- [Prompt]: Copy each line exactly. Leave nothing out.

- [Available records]:
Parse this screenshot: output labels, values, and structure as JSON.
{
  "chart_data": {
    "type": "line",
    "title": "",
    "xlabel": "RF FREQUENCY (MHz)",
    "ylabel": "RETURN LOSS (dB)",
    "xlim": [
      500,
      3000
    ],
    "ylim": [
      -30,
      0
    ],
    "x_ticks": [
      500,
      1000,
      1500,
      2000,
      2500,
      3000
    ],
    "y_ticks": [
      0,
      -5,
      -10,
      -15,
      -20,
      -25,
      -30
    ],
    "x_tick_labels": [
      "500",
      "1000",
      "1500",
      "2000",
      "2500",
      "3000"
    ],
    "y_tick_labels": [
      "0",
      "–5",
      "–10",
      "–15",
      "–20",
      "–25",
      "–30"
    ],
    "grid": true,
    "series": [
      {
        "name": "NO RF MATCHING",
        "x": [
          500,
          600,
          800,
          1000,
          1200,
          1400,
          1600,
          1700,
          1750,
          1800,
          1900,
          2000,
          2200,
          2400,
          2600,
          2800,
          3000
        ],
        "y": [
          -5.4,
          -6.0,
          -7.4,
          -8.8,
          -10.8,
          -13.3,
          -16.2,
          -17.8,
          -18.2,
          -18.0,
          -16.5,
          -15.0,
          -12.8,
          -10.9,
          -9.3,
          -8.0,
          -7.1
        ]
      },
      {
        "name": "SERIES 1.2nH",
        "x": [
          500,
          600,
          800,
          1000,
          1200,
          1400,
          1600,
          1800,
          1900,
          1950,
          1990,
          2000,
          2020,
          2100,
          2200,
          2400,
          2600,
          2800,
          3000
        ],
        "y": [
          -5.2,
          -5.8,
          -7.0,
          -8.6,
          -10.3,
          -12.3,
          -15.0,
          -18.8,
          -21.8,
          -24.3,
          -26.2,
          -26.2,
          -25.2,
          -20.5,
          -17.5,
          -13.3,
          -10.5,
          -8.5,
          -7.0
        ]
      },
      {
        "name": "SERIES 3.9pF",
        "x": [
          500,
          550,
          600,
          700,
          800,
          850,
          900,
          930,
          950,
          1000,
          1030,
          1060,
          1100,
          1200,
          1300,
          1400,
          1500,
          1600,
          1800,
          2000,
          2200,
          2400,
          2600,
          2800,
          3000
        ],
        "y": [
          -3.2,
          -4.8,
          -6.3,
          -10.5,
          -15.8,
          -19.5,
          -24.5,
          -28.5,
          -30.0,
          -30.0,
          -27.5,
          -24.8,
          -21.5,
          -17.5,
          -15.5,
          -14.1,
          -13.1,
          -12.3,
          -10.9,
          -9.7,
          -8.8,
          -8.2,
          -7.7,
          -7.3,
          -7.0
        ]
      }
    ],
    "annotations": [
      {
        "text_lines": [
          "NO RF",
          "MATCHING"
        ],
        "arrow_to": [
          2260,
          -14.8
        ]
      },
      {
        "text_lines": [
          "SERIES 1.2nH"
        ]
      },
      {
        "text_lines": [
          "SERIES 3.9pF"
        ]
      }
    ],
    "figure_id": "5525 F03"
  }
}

- [Answer for this exercise]:
Parse this screenshot: output labels, values, and structure as JSON.
{
  "chart_data": {
    "type": "line",
    "title": "",
    "xlabel": "RF FREQUENCY (MHz)",
    "ylabel": "RETURN LOSS (dB)",
    "xlim": [
      500,
      3000
    ],
    "ylim": [
      -30,
      0
    ],
    "x_ticks": [
      500,
      1000,
      1500,
      2000,
      2500,
      3000
    ],
    "y_ticks": [
      0,
      -5,
      -10,
      -15,
      -20,
      -25,
      -30
    ],
    "x_tick_labels": [
      "500",
      "1000",
      "1500",
      "2000",
      "2500",
      "3000"
    ],
    "y_tick_labels": [
      "0",
      "–5",
      "–10",
      "–15",
      "–20",
      "–25",
      "–30"
    ],
    "grid": true,
    "series": [
      {
        "name": "NO RF MATCHING",
        "x": [
          500,
          600,
          800,
          1000,
          1200,
          1400,
          1600,
          1700,
          1750,
          1800,
          1900,
          2000,
          2200,
          2400,
          2600,
          2800,
          3000
        ],
        "y": [
          -5.4,
          -6.0,
          -7.4,
          -8.8,
          -10.8,
          -13.3,
          -16.2,
          -17.8,
          -18.2,
          -18.0,
          -16.5,
          -15.0,
          -12.8,
          -10.9,
          -9.3,
          -8.0,
          -7.1
        ]
      },
      {
        "name": "SERIES 1.2nH",
        "x": [
          500,
          600,
          800,
          1000,
          1200,
          1400,
          1600,
          1800,
          1900,
          1950,
          1990,
          2000,
          2020,
          2100,
          2200,
          2400,
          2600,
          2800,
          3000
        ],
        "y": [
          -5.2,
          -5.8,
          -7.0,
          -8.6,
          -10.3,
          -12.3,
          -15.0,
          -18.8,
          -21.8,
          -24.3,
          -26.2,
          -26.2,
          -25.2,
          -20.5,
          -17.5,
          -13.3,
          -10.5,
          -8.5,
          -7.0
        ]
      },
      {
        "name": "SERIES 3.9pF",
        "x": [
          500,
          550,
          600,
          700,
          800,
          850,
          900,
          930,
          950,
          1000,
          1030,
          1060,
          1100,
          1200,
          1300,
          1400,
          1500,
          1600,
          1800,
          2000,
          2200,
          2400,
          2600,
          2800,
          3000
        ],
        "y": [
          -3.2,
          -4.8,
          -6.3,
          -10.5,
          -15.8,
          -19.5,
          -24.5,
          -28.5,
          -30.0,
          -30.0,
          -27.5,
          -24.8,
          -21.5,
          -17.5,
          -15.5,
          -14.1,
          -13.1,
          -12.3,
          -10.9,
          -9.7,
          -8.8,
          -8.2,
          -7.7,
          -7.3,
          -7.0
        ]
      }
    ],
    "annotations": [
      {
        "text_lines": [
          "NO RF",
          "MATCHING"
        ],
        "arrow_to": [
          2260,
          -14.8
        ]
      },
      {
        "text_lines": [
          "SERIES 1.2nH"
        ]
      },
      {
        "text_lines": [
          "SERIES 3.9pF"
        ]
      }
    ],
    "figure_id": "5525 F03"
  }
}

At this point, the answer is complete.